▶ WRITTEN REQUEST
Identify each line containing the word "Glavni" and copy it.

▶ RECORDS FOR THE EXERCISE
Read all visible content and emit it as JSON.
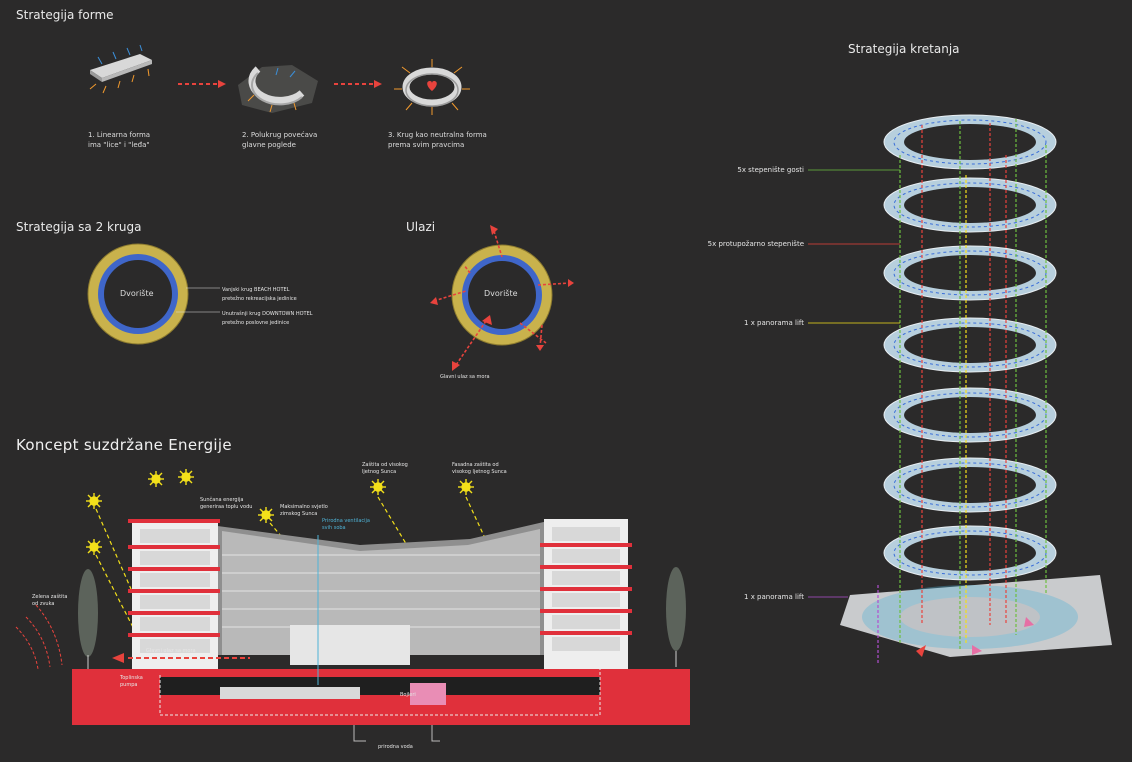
{
  "strategy_form": {
    "title": "Strategija forme",
    "steps": [
      {
        "caption": "1. Linearna forma\nima \"lice\" i \"leđa\""
      },
      {
        "caption": "2. Polukrug povećava\nglavne poglede"
      },
      {
        "caption": "3. Krug kao neutralna forma\nprema svim pravcima"
      }
    ]
  },
  "two_circles": {
    "title": "Strategija sa 2 kruga",
    "center_label": "Dvorište",
    "outer_label_1": "Vanjski krug BEACH HOTEL",
    "outer_label_2": "pretežno rekreacijska jedinice",
    "inner_label_1": "Unutrašnji krug DOWNTOWN HOTEL",
    "inner_label_2": "pretežno poslovne jedinice"
  },
  "entrances": {
    "title": "Ulazi",
    "center_label": "Dvorište",
    "main_entrance": "Glavni ulaz sa mora"
  },
  "energy": {
    "title": "Koncept suzdržane Energije",
    "labels": {
      "solar": "Sunčana energija\ngeneriraa toplu vodu",
      "winter_sun": "Maksimalno svjetlo\nzimskog Sunca",
      "ventilation": "Prirodna ventilacija\nsvih soba",
      "summer_sun_1": "Zaštita od visokog\nljetnog Sunca",
      "summer_sun_2": "Fasadna zaštita od\nvisokog ljetnog Sunca",
      "green": "Zelena zaštita\nod zvuka",
      "main_entrance": "Glavni ulaz sa mora",
      "heat_pump": "Toplinska\npumpa",
      "boilers": "Bojleri",
      "water": "prirodna voda"
    },
    "colors": {
      "base": "#e0303b",
      "sun": "#f3e01a",
      "vent": "#4fb3d6",
      "arrow": "#e8433d"
    }
  },
  "movement": {
    "title": "Strategija kretanja",
    "legend": [
      {
        "label": "5x stepenište gosti",
        "color": "#6dbf3f"
      },
      {
        "label": "5x protupožarno stepenište",
        "color": "#e8433d"
      },
      {
        "label": "1 x panorama lift",
        "color": "#f3e01a"
      },
      {
        "label": "1 x panorama lift",
        "color": "#b24fd1"
      }
    ]
  }
}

▶ RESULT FOR THIS TASK
    "main_entrance": "Glavni ulaz sa mora"
      "main_entrance": "Glavni ulaz sa mora",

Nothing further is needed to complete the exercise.